- Aim -
Copy every line from the data below in which the string "STELIB" can be found.

- Information provided -
══════
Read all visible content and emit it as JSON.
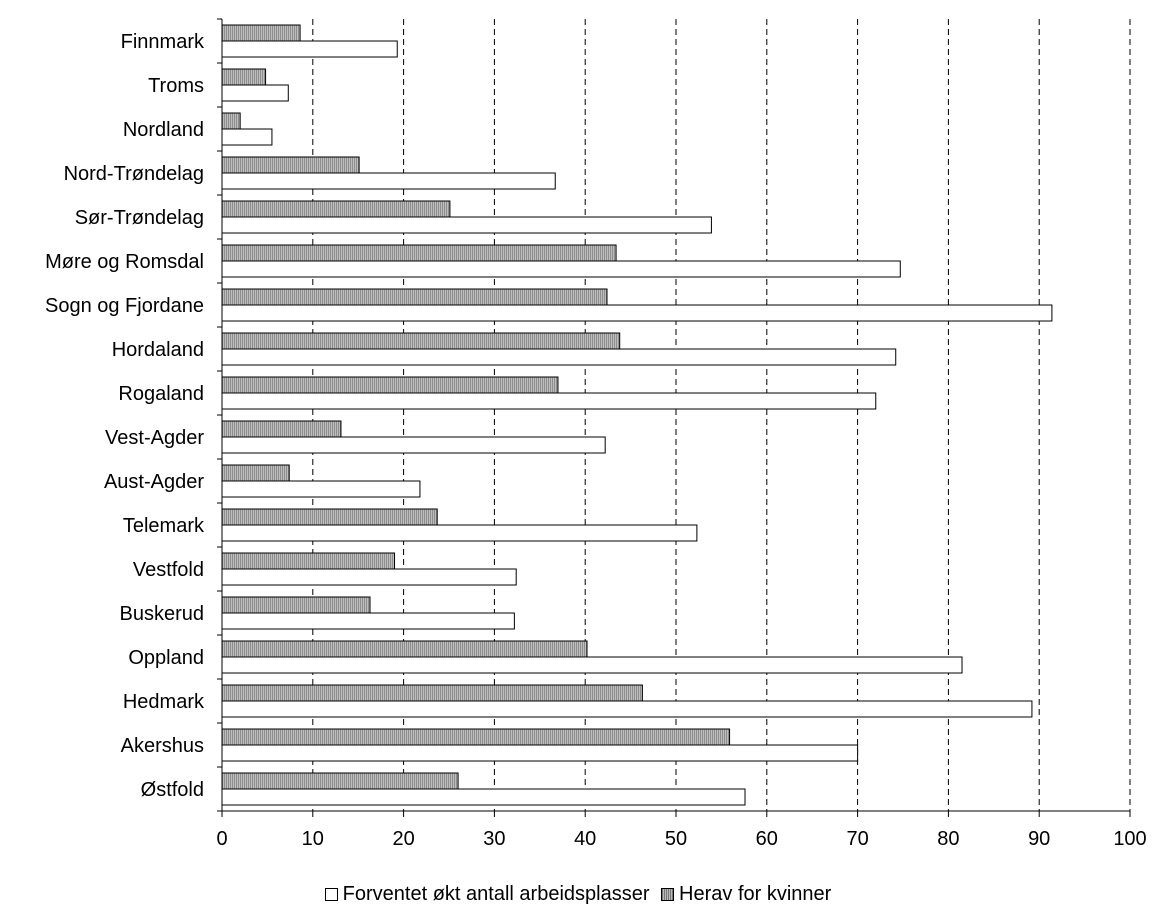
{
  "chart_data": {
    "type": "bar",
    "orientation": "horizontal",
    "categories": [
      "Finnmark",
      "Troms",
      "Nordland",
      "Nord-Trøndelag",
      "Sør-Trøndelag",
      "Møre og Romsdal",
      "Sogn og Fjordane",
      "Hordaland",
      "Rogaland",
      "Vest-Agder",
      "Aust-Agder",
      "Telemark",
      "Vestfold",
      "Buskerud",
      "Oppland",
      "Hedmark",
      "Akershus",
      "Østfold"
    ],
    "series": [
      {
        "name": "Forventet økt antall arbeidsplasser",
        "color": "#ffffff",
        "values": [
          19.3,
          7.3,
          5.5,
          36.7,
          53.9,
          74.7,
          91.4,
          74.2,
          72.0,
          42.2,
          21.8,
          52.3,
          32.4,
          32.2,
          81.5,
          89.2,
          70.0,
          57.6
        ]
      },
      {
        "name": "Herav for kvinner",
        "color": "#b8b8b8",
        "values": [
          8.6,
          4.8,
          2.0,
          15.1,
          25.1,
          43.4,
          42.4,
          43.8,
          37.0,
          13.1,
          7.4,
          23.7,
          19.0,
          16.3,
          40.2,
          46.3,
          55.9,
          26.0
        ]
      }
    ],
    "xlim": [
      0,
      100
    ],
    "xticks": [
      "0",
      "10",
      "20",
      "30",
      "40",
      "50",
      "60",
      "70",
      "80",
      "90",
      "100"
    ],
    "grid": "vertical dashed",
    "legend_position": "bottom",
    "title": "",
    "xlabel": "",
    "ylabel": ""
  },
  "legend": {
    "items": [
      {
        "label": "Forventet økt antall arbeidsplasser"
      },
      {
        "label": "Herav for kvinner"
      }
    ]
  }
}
══════
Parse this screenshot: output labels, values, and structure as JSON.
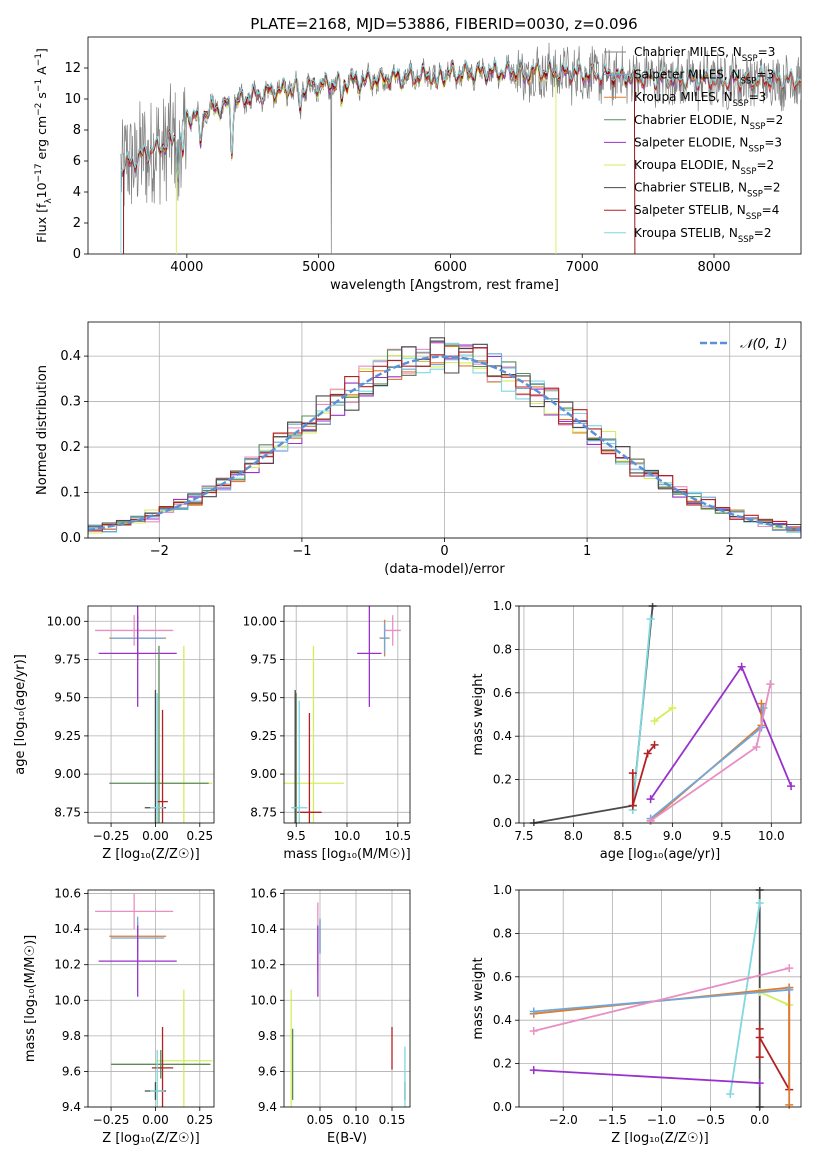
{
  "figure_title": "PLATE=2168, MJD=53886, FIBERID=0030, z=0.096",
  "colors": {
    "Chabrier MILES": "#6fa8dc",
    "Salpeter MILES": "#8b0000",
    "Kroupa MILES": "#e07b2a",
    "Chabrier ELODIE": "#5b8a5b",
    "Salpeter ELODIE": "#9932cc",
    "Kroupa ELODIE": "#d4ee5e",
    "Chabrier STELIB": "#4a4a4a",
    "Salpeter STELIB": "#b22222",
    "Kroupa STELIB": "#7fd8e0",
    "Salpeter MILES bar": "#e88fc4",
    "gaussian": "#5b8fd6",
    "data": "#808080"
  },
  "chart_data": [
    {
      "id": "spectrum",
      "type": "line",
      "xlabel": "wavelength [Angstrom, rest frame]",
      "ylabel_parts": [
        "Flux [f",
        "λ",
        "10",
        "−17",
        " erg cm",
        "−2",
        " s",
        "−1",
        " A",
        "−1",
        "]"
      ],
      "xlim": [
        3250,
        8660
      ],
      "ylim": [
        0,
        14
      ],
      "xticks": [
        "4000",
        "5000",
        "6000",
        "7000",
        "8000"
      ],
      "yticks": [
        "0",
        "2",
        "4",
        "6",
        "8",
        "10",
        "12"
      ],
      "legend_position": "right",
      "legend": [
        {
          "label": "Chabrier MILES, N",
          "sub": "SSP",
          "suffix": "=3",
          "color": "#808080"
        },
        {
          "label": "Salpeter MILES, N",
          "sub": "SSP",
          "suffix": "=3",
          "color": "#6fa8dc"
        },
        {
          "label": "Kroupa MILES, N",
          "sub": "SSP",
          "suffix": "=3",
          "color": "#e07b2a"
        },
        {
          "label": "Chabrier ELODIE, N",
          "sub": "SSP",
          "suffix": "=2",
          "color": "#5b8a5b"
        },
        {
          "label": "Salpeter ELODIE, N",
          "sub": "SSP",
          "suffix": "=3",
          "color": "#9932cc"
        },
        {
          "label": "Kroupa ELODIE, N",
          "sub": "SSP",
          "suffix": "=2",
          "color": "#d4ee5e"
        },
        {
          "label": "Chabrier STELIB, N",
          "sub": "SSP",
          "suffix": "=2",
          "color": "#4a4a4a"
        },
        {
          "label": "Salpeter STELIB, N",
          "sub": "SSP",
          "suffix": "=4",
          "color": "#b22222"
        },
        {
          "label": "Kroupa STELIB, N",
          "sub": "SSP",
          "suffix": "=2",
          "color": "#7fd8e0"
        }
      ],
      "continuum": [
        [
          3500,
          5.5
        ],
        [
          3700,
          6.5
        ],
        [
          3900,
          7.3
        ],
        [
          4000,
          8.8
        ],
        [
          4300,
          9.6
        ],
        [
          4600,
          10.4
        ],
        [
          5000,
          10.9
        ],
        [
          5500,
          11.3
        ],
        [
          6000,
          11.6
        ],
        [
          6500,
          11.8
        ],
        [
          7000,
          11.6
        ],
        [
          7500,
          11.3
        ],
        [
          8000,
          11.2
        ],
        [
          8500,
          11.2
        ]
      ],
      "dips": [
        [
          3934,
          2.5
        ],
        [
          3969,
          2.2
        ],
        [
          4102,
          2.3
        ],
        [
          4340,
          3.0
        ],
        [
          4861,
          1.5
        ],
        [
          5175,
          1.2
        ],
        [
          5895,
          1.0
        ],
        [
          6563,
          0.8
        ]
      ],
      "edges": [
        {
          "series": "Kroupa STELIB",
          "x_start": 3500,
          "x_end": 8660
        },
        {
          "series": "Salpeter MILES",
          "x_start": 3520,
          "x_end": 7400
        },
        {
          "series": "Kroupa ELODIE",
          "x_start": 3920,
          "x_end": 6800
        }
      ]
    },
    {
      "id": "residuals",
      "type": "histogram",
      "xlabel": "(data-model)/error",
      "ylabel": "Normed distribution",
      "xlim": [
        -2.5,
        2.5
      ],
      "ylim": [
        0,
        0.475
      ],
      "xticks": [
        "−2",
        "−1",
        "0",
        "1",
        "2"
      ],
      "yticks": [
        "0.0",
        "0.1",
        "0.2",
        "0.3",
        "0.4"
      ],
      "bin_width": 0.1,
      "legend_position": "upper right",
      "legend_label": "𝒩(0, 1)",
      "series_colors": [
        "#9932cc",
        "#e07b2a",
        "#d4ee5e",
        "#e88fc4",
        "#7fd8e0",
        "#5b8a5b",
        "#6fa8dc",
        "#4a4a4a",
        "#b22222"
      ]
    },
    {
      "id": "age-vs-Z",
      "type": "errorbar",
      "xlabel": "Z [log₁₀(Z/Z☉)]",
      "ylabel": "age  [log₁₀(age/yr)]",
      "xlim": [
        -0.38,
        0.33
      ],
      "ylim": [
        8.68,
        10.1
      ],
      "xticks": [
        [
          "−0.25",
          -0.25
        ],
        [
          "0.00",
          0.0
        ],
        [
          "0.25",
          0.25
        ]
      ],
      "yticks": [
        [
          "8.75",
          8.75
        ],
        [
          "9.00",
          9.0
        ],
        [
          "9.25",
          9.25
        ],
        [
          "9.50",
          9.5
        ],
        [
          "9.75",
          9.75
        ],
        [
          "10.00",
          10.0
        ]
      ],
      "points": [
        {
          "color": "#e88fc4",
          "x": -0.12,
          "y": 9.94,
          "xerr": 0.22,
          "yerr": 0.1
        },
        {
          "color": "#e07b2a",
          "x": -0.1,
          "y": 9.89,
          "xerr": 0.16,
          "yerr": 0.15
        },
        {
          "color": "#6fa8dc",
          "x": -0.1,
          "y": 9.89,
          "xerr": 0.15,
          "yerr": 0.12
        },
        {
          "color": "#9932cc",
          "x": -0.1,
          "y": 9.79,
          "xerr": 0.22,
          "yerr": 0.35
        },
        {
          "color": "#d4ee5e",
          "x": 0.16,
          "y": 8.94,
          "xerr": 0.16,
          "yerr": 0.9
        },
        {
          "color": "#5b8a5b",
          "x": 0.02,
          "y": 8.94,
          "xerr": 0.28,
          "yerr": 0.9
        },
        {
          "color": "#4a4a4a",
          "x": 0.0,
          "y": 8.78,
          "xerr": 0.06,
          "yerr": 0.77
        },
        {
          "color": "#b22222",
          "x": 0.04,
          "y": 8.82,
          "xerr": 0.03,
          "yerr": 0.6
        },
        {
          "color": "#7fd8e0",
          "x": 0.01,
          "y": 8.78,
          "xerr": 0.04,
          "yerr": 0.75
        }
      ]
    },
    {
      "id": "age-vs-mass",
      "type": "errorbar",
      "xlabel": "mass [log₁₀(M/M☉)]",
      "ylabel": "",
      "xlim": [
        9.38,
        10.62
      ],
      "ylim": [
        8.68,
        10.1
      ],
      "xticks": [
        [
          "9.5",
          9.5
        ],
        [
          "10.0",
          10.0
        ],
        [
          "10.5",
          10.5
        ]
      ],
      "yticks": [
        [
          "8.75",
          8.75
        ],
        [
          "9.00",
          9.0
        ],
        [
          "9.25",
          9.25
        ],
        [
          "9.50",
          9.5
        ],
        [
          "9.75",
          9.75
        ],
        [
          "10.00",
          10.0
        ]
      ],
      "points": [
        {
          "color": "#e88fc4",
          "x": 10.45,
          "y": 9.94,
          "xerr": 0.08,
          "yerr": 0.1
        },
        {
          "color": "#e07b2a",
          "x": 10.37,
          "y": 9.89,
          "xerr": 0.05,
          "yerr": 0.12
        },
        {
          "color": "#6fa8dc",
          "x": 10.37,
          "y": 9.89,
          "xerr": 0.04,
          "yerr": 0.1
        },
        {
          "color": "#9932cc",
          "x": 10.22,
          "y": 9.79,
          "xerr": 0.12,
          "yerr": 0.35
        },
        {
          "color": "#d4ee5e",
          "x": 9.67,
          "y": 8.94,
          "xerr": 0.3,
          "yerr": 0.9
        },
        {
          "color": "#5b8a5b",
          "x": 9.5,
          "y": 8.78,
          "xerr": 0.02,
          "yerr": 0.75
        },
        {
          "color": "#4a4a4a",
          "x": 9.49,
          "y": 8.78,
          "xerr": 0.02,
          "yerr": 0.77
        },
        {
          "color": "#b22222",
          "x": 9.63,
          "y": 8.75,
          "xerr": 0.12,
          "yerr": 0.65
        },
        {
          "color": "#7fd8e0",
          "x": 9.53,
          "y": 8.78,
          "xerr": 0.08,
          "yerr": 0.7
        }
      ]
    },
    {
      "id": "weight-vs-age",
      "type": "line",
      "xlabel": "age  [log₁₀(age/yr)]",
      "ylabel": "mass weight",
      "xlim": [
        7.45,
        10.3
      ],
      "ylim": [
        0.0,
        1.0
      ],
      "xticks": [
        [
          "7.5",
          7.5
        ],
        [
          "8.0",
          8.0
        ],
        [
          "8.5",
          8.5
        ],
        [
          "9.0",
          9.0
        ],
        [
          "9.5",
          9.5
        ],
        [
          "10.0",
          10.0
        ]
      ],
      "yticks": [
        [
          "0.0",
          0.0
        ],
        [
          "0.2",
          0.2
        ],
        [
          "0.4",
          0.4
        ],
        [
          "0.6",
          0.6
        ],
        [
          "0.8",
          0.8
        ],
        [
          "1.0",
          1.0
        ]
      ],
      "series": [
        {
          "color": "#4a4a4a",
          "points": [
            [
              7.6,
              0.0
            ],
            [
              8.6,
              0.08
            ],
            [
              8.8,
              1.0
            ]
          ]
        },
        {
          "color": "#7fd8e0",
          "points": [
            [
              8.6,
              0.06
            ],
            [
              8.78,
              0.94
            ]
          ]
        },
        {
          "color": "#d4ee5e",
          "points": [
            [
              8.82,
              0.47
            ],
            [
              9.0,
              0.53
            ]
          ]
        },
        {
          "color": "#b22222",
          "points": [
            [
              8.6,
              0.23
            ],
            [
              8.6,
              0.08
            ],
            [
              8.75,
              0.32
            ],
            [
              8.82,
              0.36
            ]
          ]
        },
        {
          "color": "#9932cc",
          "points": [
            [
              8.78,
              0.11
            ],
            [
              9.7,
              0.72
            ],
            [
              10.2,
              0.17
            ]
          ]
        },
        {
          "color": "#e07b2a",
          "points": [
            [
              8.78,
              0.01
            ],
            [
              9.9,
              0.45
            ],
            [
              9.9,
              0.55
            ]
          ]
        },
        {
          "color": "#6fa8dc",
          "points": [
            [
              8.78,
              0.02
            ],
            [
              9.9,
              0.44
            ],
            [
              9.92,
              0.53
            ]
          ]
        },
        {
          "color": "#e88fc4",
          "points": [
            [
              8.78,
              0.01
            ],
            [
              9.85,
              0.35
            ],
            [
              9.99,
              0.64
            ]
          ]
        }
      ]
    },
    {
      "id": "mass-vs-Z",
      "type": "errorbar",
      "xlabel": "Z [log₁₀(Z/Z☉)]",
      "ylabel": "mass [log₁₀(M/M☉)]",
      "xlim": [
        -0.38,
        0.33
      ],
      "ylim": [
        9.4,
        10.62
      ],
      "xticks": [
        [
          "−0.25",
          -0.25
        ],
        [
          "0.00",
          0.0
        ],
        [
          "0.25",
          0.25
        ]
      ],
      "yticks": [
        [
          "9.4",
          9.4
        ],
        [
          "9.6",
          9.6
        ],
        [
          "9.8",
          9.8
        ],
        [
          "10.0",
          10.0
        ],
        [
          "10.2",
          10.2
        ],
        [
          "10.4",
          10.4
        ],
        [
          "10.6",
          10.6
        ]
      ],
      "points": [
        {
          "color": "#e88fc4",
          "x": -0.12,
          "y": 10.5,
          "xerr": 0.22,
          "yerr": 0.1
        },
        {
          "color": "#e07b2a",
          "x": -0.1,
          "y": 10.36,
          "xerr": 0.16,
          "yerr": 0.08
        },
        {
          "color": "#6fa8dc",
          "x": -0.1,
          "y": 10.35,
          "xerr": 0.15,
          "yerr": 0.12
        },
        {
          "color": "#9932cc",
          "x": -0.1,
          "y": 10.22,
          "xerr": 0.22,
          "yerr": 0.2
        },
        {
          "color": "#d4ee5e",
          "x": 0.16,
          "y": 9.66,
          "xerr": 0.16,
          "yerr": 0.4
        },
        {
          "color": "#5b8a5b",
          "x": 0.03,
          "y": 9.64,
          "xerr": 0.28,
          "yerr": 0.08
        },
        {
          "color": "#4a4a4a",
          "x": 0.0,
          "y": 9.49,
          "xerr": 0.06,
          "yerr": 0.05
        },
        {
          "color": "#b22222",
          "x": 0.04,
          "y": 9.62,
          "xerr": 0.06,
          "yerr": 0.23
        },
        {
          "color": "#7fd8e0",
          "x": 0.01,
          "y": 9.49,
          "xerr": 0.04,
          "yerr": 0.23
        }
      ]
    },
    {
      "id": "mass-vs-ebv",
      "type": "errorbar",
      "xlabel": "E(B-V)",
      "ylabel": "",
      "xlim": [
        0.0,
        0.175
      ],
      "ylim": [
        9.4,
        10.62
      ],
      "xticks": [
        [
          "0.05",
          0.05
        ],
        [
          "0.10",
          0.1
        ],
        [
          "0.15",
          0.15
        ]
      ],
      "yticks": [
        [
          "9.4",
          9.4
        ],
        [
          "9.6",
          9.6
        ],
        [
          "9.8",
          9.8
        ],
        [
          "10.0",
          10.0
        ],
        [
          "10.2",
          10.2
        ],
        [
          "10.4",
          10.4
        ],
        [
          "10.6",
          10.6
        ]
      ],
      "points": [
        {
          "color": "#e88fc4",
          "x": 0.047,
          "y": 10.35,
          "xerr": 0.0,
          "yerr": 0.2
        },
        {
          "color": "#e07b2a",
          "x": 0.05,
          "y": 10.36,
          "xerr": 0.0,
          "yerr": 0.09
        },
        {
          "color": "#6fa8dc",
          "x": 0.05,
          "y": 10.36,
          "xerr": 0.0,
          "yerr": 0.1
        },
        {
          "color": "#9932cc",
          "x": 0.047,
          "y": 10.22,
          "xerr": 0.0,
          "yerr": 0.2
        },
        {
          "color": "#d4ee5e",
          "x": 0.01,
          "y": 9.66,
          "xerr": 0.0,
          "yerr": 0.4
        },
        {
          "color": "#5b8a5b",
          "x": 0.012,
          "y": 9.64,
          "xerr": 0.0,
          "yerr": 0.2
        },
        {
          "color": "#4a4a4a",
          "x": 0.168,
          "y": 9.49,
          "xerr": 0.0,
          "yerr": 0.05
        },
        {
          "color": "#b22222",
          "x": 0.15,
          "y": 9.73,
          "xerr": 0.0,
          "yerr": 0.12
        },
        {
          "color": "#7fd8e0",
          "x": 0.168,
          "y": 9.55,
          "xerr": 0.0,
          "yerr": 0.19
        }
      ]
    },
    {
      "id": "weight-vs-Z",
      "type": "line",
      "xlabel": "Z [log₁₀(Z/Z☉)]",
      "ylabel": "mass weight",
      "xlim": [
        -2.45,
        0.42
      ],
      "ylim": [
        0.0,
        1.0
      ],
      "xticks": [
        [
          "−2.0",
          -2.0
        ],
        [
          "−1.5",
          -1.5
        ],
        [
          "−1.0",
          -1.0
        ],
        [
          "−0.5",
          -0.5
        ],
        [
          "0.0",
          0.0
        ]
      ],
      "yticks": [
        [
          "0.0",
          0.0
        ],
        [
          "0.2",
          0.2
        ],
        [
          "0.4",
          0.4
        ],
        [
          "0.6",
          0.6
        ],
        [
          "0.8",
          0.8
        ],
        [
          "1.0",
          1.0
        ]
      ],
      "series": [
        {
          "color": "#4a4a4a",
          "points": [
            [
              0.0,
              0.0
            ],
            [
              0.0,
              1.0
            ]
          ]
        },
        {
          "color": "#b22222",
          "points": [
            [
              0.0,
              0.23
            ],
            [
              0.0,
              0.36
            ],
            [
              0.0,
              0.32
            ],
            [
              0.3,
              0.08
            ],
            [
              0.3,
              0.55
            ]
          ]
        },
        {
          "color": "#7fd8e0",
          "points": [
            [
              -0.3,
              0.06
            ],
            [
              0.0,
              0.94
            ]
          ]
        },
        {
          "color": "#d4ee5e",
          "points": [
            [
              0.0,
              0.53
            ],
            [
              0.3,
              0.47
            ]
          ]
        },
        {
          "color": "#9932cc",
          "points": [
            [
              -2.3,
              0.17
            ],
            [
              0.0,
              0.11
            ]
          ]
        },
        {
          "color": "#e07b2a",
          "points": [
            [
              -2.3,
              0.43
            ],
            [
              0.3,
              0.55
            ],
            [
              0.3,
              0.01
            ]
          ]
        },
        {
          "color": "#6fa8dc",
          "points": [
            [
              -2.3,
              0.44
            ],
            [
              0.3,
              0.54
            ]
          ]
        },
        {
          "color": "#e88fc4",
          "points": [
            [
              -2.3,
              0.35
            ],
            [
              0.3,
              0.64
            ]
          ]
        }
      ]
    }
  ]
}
══════
- Finished task -
    "Chabrier STELIB": "#4a4a4a",
    "Salpeter STELIB": "#b22222",
    "Kroupa STELIB": "#7fd8e0",
          "label": "Chabrier STELIB, N",
          "label": "Salpeter STELIB, N",
          "label": "Kroupa STELIB, N",
          "series": "Kroupa STELIB",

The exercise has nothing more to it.